* Begin ENTRIES PROVIDED *
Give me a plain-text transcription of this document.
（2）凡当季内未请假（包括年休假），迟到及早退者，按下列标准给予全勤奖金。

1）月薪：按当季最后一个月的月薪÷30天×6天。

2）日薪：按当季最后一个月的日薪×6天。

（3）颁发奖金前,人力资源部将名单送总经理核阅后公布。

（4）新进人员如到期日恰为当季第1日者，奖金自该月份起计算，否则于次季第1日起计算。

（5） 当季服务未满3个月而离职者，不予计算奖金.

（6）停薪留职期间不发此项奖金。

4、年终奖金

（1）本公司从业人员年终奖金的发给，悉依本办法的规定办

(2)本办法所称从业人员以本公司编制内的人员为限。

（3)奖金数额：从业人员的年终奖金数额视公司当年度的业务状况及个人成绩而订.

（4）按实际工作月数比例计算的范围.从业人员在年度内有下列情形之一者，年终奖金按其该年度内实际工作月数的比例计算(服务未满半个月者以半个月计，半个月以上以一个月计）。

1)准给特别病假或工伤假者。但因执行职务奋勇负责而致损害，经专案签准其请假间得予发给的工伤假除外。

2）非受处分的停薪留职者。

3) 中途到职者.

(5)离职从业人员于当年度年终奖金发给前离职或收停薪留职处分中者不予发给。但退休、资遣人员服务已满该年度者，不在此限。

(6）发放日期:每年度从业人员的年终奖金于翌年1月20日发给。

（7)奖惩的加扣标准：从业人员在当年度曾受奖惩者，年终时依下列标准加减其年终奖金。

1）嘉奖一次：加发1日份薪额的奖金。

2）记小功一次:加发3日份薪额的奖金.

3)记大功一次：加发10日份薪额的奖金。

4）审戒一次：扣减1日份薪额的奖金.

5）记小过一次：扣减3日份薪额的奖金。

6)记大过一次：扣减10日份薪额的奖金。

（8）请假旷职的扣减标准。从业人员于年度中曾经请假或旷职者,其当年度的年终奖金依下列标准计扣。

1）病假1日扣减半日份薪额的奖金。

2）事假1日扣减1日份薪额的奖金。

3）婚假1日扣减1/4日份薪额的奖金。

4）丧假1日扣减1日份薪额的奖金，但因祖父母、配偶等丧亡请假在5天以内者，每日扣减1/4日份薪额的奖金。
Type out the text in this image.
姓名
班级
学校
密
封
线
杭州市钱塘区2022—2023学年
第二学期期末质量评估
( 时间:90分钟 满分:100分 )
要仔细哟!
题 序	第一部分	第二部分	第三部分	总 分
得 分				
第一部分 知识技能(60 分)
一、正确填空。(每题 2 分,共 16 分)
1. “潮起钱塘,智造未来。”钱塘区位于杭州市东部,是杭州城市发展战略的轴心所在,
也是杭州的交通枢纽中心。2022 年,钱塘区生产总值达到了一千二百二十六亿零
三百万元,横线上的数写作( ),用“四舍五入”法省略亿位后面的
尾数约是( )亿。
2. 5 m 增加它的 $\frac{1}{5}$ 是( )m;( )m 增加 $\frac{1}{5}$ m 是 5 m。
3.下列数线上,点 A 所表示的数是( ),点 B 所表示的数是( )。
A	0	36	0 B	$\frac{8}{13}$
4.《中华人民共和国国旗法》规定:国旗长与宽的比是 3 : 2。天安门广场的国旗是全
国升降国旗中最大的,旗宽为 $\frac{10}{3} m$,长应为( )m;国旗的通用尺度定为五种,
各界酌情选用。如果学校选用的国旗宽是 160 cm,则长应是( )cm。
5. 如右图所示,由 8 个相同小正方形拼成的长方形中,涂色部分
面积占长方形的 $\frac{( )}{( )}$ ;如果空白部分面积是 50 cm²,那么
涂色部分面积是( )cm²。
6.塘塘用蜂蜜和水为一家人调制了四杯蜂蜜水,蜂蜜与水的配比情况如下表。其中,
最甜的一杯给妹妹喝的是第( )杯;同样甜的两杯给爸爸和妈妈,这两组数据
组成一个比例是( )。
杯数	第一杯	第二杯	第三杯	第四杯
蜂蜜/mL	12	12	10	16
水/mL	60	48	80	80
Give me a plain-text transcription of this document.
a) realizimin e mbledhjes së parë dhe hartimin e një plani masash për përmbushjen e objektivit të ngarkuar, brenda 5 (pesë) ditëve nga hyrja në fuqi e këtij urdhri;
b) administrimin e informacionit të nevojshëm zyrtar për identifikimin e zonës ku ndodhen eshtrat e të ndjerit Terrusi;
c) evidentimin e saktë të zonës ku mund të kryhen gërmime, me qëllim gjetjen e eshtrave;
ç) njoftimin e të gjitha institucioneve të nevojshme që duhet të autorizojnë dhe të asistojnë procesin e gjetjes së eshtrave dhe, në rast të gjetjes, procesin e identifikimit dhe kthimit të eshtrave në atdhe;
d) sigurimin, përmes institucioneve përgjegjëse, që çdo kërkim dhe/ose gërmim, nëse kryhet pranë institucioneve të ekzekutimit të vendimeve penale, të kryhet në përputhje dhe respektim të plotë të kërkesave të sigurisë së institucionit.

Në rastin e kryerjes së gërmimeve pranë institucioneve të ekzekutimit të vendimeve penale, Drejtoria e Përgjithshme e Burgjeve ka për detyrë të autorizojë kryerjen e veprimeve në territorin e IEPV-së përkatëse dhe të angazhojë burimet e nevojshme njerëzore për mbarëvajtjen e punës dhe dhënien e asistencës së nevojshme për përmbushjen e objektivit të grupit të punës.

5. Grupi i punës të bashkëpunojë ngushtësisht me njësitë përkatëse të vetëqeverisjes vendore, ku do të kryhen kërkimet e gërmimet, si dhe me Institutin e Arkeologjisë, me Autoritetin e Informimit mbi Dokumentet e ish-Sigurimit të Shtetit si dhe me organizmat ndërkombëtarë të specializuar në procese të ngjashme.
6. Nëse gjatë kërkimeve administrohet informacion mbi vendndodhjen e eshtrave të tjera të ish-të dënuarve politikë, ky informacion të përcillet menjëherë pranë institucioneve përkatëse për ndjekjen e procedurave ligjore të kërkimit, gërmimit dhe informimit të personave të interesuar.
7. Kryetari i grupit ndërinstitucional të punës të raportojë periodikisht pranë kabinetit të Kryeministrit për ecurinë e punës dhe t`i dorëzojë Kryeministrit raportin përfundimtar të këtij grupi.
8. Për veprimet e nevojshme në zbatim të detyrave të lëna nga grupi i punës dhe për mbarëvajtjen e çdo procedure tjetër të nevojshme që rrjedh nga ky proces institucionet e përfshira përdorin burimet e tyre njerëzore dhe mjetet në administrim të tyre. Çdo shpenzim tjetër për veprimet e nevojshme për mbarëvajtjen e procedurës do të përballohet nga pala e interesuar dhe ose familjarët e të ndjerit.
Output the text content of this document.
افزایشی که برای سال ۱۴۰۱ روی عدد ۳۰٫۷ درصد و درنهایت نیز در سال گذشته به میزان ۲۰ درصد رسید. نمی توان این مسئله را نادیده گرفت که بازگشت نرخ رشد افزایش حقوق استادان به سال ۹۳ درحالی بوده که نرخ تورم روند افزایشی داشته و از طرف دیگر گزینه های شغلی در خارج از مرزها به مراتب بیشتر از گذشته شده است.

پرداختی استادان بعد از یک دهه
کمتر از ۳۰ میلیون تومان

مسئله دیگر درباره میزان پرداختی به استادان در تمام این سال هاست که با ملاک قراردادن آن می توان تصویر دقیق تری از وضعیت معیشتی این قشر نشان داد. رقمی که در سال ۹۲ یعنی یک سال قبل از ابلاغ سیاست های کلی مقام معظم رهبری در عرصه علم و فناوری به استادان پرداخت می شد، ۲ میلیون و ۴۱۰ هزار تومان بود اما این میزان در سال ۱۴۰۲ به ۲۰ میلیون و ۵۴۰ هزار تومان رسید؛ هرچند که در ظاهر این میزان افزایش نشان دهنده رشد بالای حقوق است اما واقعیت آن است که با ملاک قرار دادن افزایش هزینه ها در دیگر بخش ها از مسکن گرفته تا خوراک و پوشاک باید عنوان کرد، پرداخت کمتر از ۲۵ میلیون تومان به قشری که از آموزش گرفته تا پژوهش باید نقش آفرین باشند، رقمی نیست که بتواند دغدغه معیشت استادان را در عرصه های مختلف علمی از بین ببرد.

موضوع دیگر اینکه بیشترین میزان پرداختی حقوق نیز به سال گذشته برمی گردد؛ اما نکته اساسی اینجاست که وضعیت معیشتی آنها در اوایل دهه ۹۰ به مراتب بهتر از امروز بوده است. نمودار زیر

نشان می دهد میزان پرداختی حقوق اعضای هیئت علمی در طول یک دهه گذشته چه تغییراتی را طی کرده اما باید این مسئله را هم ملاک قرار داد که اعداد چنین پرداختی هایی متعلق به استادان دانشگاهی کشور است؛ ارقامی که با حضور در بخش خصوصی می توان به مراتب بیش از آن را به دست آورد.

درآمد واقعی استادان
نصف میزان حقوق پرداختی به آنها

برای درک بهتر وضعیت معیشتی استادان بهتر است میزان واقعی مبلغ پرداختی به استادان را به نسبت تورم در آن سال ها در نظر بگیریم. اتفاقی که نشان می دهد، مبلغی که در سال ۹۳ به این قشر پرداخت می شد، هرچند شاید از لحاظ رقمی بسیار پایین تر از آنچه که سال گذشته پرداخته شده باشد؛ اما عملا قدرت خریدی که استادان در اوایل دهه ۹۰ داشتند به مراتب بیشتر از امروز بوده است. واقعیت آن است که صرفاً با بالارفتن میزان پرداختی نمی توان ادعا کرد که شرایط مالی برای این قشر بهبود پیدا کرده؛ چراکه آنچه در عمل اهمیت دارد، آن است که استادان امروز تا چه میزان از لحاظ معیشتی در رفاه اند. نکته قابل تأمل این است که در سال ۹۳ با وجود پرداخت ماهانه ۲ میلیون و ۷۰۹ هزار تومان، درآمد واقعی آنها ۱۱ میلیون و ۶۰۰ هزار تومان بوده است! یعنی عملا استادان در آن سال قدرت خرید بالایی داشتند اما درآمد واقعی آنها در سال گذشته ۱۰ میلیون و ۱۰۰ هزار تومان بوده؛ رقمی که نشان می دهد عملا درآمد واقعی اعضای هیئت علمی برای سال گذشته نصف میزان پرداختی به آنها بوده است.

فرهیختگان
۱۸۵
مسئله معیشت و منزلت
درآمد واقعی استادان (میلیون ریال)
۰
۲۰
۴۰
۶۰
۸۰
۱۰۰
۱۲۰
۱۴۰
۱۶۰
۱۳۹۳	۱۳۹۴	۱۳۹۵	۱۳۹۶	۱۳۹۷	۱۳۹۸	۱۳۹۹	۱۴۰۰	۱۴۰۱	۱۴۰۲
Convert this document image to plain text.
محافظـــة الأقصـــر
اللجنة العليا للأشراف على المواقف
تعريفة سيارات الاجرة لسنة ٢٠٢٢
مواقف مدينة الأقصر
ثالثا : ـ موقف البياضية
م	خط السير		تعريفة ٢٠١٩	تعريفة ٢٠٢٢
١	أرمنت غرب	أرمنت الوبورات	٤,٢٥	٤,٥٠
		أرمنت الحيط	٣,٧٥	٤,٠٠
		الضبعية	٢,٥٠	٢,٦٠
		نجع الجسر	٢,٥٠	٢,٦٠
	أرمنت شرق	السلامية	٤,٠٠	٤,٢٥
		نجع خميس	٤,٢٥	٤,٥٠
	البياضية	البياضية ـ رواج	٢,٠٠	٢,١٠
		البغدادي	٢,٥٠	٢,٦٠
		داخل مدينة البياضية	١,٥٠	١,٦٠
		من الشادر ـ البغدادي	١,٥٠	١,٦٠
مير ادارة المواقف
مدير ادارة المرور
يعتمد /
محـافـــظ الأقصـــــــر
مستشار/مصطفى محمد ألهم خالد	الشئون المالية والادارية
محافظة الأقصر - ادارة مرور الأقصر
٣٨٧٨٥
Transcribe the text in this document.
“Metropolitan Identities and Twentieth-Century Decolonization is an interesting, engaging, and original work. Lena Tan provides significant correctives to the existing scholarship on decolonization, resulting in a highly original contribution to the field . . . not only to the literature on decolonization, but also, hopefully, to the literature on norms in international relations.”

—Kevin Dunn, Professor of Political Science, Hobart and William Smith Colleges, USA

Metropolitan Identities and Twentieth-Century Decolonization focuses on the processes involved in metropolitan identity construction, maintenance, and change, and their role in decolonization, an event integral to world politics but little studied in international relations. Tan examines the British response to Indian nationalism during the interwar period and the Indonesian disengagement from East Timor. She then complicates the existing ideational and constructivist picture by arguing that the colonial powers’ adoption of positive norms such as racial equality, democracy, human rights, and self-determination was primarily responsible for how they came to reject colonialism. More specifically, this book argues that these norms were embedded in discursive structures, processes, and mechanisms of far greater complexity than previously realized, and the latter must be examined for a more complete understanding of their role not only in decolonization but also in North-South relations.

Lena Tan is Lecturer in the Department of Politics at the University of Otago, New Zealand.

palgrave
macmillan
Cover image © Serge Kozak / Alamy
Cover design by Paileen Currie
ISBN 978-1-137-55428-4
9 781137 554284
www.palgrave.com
* End ENTRIES PROVIDED *
■ THE PROBLEM ■
Return a copy of every line that includes the word "document".

■ FINAL RESULT ■
Give me a plain-text transcription of this document.
Give me a plain-text transcription of this document.
Output the text content of this document.
Convert this document image to plain text.
Transcribe the text in this document.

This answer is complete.